**What is being asked**
Copy out every line of the data exactly.
[Begin The input]
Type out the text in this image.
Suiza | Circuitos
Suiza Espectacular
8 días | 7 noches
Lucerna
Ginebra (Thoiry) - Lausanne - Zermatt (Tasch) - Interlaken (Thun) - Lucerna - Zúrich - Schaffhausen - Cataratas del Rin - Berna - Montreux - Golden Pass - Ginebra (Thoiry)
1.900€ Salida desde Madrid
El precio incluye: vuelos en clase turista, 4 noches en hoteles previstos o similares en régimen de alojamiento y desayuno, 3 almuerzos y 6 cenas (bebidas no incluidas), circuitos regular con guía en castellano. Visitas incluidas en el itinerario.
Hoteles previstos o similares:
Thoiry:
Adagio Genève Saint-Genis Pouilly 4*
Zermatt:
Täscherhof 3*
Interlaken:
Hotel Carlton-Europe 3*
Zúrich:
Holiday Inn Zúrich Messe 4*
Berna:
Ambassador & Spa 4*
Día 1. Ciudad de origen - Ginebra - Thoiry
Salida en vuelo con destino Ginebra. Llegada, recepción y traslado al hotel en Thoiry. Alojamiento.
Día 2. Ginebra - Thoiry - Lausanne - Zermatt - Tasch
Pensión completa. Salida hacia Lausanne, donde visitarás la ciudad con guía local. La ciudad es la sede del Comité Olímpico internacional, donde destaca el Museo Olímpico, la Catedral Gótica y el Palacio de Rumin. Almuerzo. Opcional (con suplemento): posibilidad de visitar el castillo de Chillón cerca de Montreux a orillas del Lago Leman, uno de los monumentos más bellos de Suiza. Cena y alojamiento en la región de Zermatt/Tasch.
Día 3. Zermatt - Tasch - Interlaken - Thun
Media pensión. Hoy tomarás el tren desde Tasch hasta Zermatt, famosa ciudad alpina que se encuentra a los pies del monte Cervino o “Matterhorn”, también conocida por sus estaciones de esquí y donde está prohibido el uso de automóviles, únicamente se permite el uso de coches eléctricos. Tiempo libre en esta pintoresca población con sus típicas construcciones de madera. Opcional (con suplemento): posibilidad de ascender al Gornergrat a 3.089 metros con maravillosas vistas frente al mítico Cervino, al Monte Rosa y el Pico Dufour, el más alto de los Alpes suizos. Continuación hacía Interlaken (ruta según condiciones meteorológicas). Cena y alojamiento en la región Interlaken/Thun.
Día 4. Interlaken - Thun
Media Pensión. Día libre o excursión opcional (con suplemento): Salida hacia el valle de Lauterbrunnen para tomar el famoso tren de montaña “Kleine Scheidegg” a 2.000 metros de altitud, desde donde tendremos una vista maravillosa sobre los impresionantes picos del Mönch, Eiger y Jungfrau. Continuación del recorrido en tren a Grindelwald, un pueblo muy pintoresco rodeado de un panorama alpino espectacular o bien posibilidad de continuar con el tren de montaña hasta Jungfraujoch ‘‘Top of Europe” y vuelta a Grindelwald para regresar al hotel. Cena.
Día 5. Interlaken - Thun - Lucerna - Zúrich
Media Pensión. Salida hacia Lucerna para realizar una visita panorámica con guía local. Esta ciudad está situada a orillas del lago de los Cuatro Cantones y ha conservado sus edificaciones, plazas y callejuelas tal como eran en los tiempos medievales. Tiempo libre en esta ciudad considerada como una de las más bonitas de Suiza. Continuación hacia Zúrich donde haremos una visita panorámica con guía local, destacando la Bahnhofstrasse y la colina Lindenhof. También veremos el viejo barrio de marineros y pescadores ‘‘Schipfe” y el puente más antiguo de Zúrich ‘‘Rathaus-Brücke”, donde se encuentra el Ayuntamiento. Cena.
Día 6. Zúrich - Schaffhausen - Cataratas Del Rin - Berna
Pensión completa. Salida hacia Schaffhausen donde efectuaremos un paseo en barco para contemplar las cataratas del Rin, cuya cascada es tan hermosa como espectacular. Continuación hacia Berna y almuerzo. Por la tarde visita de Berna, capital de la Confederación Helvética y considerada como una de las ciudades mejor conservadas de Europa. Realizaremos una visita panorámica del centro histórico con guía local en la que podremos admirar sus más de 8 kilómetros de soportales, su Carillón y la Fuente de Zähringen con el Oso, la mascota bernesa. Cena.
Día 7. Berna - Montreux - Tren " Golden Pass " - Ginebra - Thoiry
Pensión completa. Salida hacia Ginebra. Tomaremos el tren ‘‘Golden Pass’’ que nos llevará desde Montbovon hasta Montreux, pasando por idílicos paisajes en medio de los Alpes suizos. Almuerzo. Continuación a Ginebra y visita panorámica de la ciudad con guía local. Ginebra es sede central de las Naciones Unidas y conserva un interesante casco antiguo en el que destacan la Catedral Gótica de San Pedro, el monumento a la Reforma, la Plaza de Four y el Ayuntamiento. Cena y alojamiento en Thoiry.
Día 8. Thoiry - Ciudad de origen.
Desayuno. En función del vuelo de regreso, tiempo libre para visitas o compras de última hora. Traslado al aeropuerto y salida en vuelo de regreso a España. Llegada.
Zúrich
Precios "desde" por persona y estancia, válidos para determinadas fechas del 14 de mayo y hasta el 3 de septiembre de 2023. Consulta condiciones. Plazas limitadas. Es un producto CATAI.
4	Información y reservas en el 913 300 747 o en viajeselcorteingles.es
[End The input]
**Task response**
Type out the text in this image.
Suiza | Circuitos
Suiza Espectacular
8 días | 7 noches
Lucerna
Ginebra (Thoiry) - Lausanne - Zermatt (Tasch) - Interlaken (Thun) - Lucerna - Zúrich - Schaffhausen - Cataratas del Rin - Berna - Montreux - Golden Pass - Ginebra (Thoiry)
1.900€ Salida desde Madrid
El precio incluye: vuelos en clase turista, 4 noches en hoteles previstos o similares en régimen de alojamiento y desayuno, 3 almuerzos y 6 cenas (bebidas no incluidas), circuitos regular con guía en castellano. Visitas incluidas en el itinerario.
Hoteles previstos o similares:
Thoiry:
Adagio Genève Saint-Genis Pouilly 4*
Zermatt:
Täscherhof 3*
Interlaken:
Hotel Carlton-Europe 3*
Zúrich:
Holiday Inn Zúrich Messe 4*
Berna:
Ambassador & Spa 4*
Día 1. Ciudad de origen - Ginebra - Thoiry
Salida en vuelo con destino Ginebra. Llegada, recepción y traslado al hotel en Thoiry. Alojamiento.
Día 2. Ginebra - Thoiry - Lausanne - Zermatt - Tasch
Pensión completa. Salida hacia Lausanne, donde visitarás la ciudad con guía local. La ciudad es la sede del Comité Olímpico internacional, donde destaca el Museo Olímpico, la Catedral Gótica y el Palacio de Rumin. Almuerzo. Opcional (con suplemento): posibilidad de visitar el castillo de Chillón cerca de Montreux a orillas del Lago Leman, uno de los monumentos más bellos de Suiza. Cena y alojamiento en la región de Zermatt/Tasch.
Día 3. Zermatt - Tasch - Interlaken - Thun
Media pensión. Hoy tomarás el tren desde Tasch hasta Zermatt, famosa ciudad alpina que se encuentra a los pies del monte Cervino o “Matterhorn”, también conocida por sus estaciones de esquí y donde está prohibido el uso de automóviles, únicamente se permite el uso de coches eléctricos. Tiempo libre en esta pintoresca población con sus típicas construcciones de madera. Opcional (con suplemento): posibilidad de ascender al Gornergrat a 3.089 metros con maravillosas vistas frente al mítico Cervino, al Monte Rosa y el Pico Dufour, el más alto de los Alpes suizos. Continuación hacía Interlaken (ruta según condiciones meteorológicas). Cena y alojamiento en la región Interlaken/Thun.
Día 4. Interlaken - Thun
Media Pensión. Día libre o excursión opcional (con suplemento): Salida hacia el valle de Lauterbrunnen para tomar el famoso tren de montaña “Kleine Scheidegg” a 2.000 metros de altitud, desde donde tendremos una vista maravillosa sobre los impresionantes picos del Mönch, Eiger y Jungfrau. Continuación del recorrido en tren a Grindelwald, un pueblo muy pintoresco rodeado de un panorama alpino espectacular o bien posibilidad de continuar con el tren de montaña hasta Jungfraujoch ‘‘Top of Europe” y vuelta a Grindelwald para regresar al hotel. Cena.
Día 5. Interlaken - Thun - Lucerna - Zúrich
Media Pensión. Salida hacia Lucerna para realizar una visita panorámica con guía local. Esta ciudad está situada a orillas del lago de los Cuatro Cantones y ha conservado sus edificaciones, plazas y callejuelas tal como eran en los tiempos medievales. Tiempo libre en esta ciudad considerada como una de las más bonitas de Suiza. Continuación hacia Zúrich donde haremos una visita panorámica con guía local, destacando la Bahnhofstrasse y la colina Lindenhof. También veremos el viejo barrio de marineros y pescadores ‘‘Schipfe” y el puente más antiguo de Zúrich ‘‘Rathaus-Brücke”, donde se encuentra el Ayuntamiento. Cena.
Día 6. Zúrich - Schaffhausen - Cataratas Del Rin - Berna
Pensión completa. Salida hacia Schaffhausen donde efectuaremos un paseo en barco para contemplar las cataratas del Rin, cuya cascada es tan hermosa como espectacular. Continuación hacia Berna y almuerzo. Por la tarde visita de Berna, capital de la Confederación Helvética y considerada como una de las ciudades mejor conservadas de Europa. Realizaremos una visita panorámica del centro histórico con guía local en la que podremos admirar sus más de 8 kilómetros de soportales, su Carillón y la Fuente de Zähringen con el Oso, la mascota bernesa. Cena.
Día 7. Berna - Montreux - Tren " Golden Pass " - Ginebra - Thoiry
Pensión completa. Salida hacia Ginebra. Tomaremos el tren ‘‘Golden Pass’’ que nos llevará desde Montbovon hasta Montreux, pasando por idílicos paisajes en medio de los Alpes suizos. Almuerzo. Continuación a Ginebra y visita panorámica de la ciudad con guía local. Ginebra es sede central de las Naciones Unidas y conserva un interesante casco antiguo en el que destacan la Catedral Gótica de San Pedro, el monumento a la Reforma, la Plaza de Four y el Ayuntamiento. Cena y alojamiento en Thoiry.
Día 8. Thoiry - Ciudad de origen.
Desayuno. En función del vuelo de regreso, tiempo libre para visitas o compras de última hora. Traslado al aeropuerto y salida en vuelo de regreso a España. Llegada.
Zúrich
Precios "desde" por persona y estancia, válidos para determinadas fechas del 14 de mayo y hasta el 3 de septiembre de 2023. Consulta condiciones. Plazas limitadas. Es un producto CATAI.
4	Información y reservas en el 913 300 747 o en viajeselcorteingles.es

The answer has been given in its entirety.